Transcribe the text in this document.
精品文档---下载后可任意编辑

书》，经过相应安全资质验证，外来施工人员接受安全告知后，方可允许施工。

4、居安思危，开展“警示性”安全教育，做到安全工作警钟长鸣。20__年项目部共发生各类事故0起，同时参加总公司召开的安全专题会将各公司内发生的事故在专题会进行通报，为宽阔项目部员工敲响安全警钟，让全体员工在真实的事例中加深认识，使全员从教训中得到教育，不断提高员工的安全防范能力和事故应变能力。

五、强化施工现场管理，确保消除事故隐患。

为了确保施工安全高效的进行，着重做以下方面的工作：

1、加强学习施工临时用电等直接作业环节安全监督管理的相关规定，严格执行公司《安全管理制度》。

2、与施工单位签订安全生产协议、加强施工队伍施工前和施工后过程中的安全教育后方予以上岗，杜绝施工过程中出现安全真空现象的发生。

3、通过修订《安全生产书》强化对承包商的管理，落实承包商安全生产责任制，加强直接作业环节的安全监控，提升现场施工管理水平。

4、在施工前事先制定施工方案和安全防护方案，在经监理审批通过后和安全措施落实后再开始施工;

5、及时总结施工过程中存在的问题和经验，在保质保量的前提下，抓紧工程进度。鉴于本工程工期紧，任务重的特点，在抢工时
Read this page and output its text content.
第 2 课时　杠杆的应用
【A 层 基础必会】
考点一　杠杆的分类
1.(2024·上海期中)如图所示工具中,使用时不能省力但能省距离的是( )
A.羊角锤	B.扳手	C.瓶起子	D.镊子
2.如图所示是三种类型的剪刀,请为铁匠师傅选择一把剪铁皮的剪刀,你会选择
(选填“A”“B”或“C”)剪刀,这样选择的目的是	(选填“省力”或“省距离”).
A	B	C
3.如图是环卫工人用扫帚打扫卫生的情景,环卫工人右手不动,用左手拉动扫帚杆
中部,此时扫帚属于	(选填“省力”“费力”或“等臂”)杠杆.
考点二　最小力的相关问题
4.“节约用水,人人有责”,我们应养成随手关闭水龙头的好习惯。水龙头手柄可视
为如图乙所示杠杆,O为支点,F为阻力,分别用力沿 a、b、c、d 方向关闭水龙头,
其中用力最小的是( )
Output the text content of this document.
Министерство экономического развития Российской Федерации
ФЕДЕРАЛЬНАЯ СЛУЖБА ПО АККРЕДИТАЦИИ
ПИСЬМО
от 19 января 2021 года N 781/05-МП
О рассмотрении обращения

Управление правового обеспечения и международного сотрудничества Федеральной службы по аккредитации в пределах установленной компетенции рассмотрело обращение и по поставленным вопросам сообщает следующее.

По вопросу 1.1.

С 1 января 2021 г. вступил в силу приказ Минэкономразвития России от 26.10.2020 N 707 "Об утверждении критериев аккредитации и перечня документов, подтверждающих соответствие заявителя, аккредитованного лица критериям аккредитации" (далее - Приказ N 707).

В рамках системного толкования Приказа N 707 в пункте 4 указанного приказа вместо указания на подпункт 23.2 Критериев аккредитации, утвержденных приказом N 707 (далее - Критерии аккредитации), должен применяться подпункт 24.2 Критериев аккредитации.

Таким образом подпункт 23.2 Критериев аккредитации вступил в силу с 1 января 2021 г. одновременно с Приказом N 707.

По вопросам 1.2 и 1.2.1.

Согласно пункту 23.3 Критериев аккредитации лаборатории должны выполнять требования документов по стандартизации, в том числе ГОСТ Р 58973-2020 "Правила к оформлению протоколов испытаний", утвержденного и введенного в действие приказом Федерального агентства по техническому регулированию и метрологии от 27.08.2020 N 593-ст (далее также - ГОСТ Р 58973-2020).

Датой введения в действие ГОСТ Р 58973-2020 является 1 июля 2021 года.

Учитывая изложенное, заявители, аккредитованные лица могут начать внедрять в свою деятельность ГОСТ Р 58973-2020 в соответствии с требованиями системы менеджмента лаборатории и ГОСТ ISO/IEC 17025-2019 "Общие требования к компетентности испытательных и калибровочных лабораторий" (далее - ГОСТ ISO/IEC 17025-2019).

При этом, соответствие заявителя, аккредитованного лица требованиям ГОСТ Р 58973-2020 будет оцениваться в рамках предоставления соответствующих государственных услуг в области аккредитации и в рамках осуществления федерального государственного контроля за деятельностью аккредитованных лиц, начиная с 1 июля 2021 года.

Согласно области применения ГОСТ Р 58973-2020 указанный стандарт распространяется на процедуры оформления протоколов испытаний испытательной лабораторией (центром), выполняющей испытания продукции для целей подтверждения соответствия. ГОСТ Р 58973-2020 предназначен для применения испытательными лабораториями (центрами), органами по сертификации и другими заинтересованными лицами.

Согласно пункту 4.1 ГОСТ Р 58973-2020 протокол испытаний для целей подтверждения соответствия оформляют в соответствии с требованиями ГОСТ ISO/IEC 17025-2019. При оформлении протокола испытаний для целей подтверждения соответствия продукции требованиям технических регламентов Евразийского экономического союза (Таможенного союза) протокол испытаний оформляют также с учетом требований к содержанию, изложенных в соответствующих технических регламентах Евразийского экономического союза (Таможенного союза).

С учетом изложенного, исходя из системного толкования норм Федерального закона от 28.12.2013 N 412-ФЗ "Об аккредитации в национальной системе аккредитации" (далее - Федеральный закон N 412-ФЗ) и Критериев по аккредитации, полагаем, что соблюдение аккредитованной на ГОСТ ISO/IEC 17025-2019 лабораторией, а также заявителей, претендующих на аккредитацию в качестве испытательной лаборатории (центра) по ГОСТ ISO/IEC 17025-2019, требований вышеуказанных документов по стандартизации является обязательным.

........

**What this task involves**
Extract every entry in the listing word for word.

**Answer in full**
Transcribe the text in this document.
精品文档---下载后可任意编辑

书》，经过相应安全资质验证，外来施工人员接受安全告知后，方可允许施工。

4、居安思危，开展“警示性”安全教育，做到安全工作警钟长鸣。20__年项目部共发生各类事故0起，同时参加总公司召开的安全专题会将各公司内发生的事故在专题会进行通报，为宽阔项目部员工敲响安全警钟，让全体员工在真实的事例中加深认识，使全员从教训中得到教育，不断提高员工的安全防范能力和事故应变能力。

五、强化施工现场管理，确保消除事故隐患。

为了确保施工安全高效的进行，着重做以下方面的工作：

1、加强学习施工临时用电等直接作业环节安全监督管理的相关规定，严格执行公司《安全管理制度》。

2、与施工单位签订安全生产协议、加强施工队伍施工前和施工后过程中的安全教育后方予以上岗，杜绝施工过程中出现安全真空现象的发生。

3、通过修订《安全生产书》强化对承包商的管理，落实承包商安全生产责任制，加强直接作业环节的安全监控，提升现场施工管理水平。

4、在施工前事先制定施工方案和安全防护方案，在经监理审批通过后和安全措施落实后再开始施工;

5、及时总结施工过程中存在的问题和经验，在保质保量的前提下，抓紧工程进度。鉴于本工程工期紧，任务重的特点，在抢工时
Read this page and output its text content.
第 2 课时　杠杆的应用
【A 层 基础必会】
考点一　杠杆的分类
1.(2024·上海期中)如图所示工具中,使用时不能省力但能省距离的是( )
A.羊角锤	B.扳手	C.瓶起子	D.镊子
2.如图所示是三种类型的剪刀,请为铁匠师傅选择一把剪铁皮的剪刀,你会选择
(选填“A”“B”或“C”)剪刀,这样选择的目的是	(选填“省力”或“省距离”).
A	B	C
3.如图是环卫工人用扫帚打扫卫生的情景,环卫工人右手不动,用左手拉动扫帚杆
中部,此时扫帚属于	(选填“省力”“费力”或“等臂”)杠杆.
考点二　最小力的相关问题
4.“节约用水,人人有责”,我们应养成随手关闭水龙头的好习惯。水龙头手柄可视
为如图乙所示杠杆,O为支点,F为阻力,分别用力沿 a、b、c、d 方向关闭水龙头,
其中用力最小的是( )
Output the text content of this document.
Министерство экономического развития Российской Федерации
ФЕДЕРАЛЬНАЯ СЛУЖБА ПО АККРЕДИТАЦИИ
ПИСЬМО
от 19 января 2021 года N 781/05-МП
О рассмотрении обращения

Управление правового обеспечения и международного сотрудничества Федеральной службы по аккредитации в пределах установленной компетенции рассмотрело обращение и по поставленным вопросам сообщает следующее.

По вопросу 1.1.

С 1 января 2021 г. вступил в силу приказ Минэкономразвития России от 26.10.2020 N 707 "Об утверждении критериев аккредитации и перечня документов, подтверждающих соответствие заявителя, аккредитованного лица критериям аккредитации" (далее - Приказ N 707).

В рамках системного толкования Приказа N 707 в пункте 4 указанного приказа вместо указания на подпункт 23.2 Критериев аккредитации, утвержденных приказом N 707 (далее - Критерии аккредитации), должен применяться подпункт 24.2 Критериев аккредитации.

Таким образом подпункт 23.2 Критериев аккредитации вступил в силу с 1 января 2021 г. одновременно с Приказом N 707.

По вопросам 1.2 и 1.2.1.

Согласно пункту 23.3 Критериев аккредитации лаборатории должны выполнять требования документов по стандартизации, в том числе ГОСТ Р 58973-2020 "Правила к оформлению протоколов испытаний", утвержденного и введенного в действие приказом Федерального агентства по техническому регулированию и метрологии от 27.08.2020 N 593-ст (далее также - ГОСТ Р 58973-2020).

Датой введения в действие ГОСТ Р 58973-2020 является 1 июля 2021 года.

Учитывая изложенное, заявители, аккредитованные лица могут начать внедрять в свою деятельность ГОСТ Р 58973-2020 в соответствии с требованиями системы менеджмента лаборатории и ГОСТ ISO/IEC 17025-2019 "Общие требования к компетентности испытательных и калибровочных лабораторий" (далее - ГОСТ ISO/IEC 17025-2019).

При этом, соответствие заявителя, аккредитованного лица требованиям ГОСТ Р 58973-2020 будет оцениваться в рамках предоставления соответствующих государственных услуг в области аккредитации и в рамках осуществления федерального государственного контроля за деятельностью аккредитованных лиц, начиная с 1 июля 2021 года.

Согласно области применения ГОСТ Р 58973-2020 указанный стандарт распространяется на процедуры оформления протоколов испытаний испытательной лабораторией (центром), выполняющей испытания продукции для целей подтверждения соответствия. ГОСТ Р 58973-2020 предназначен для применения испытательными лабораториями (центрами), органами по сертификации и другими заинтересованными лицами.

Согласно пункту 4.1 ГОСТ Р 58973-2020 протокол испытаний для целей подтверждения соответствия оформляют в соответствии с требованиями ГОСТ ISO/IEC 17025-2019. При оформлении протокола испытаний для целей подтверждения соответствия продукции требованиям технических регламентов Евразийского экономического союза (Таможенного союза) протокол испытаний оформляют также с учетом требований к содержанию, изложенных в соответствующих технических регламентах Евразийского экономического союза (Таможенного союза).

С учетом изложенного, исходя из системного толкования норм Федерального закона от 28.12.2013 N 412-ФЗ "Об аккредитации в национальной системе аккредитации" (далее - Федеральный закон N 412-ФЗ) и Критериев по аккредитации, полагаем, что соблюдение аккредитованной на ГОСТ ISO/IEC 17025-2019 лабораторией, а также заявителей, претендующих на аккредитацию в качестве испытательной лаборатории (центра) по ГОСТ ISO/IEC 17025-2019, требований вышеуказанных документов по стандартизации является обязательным.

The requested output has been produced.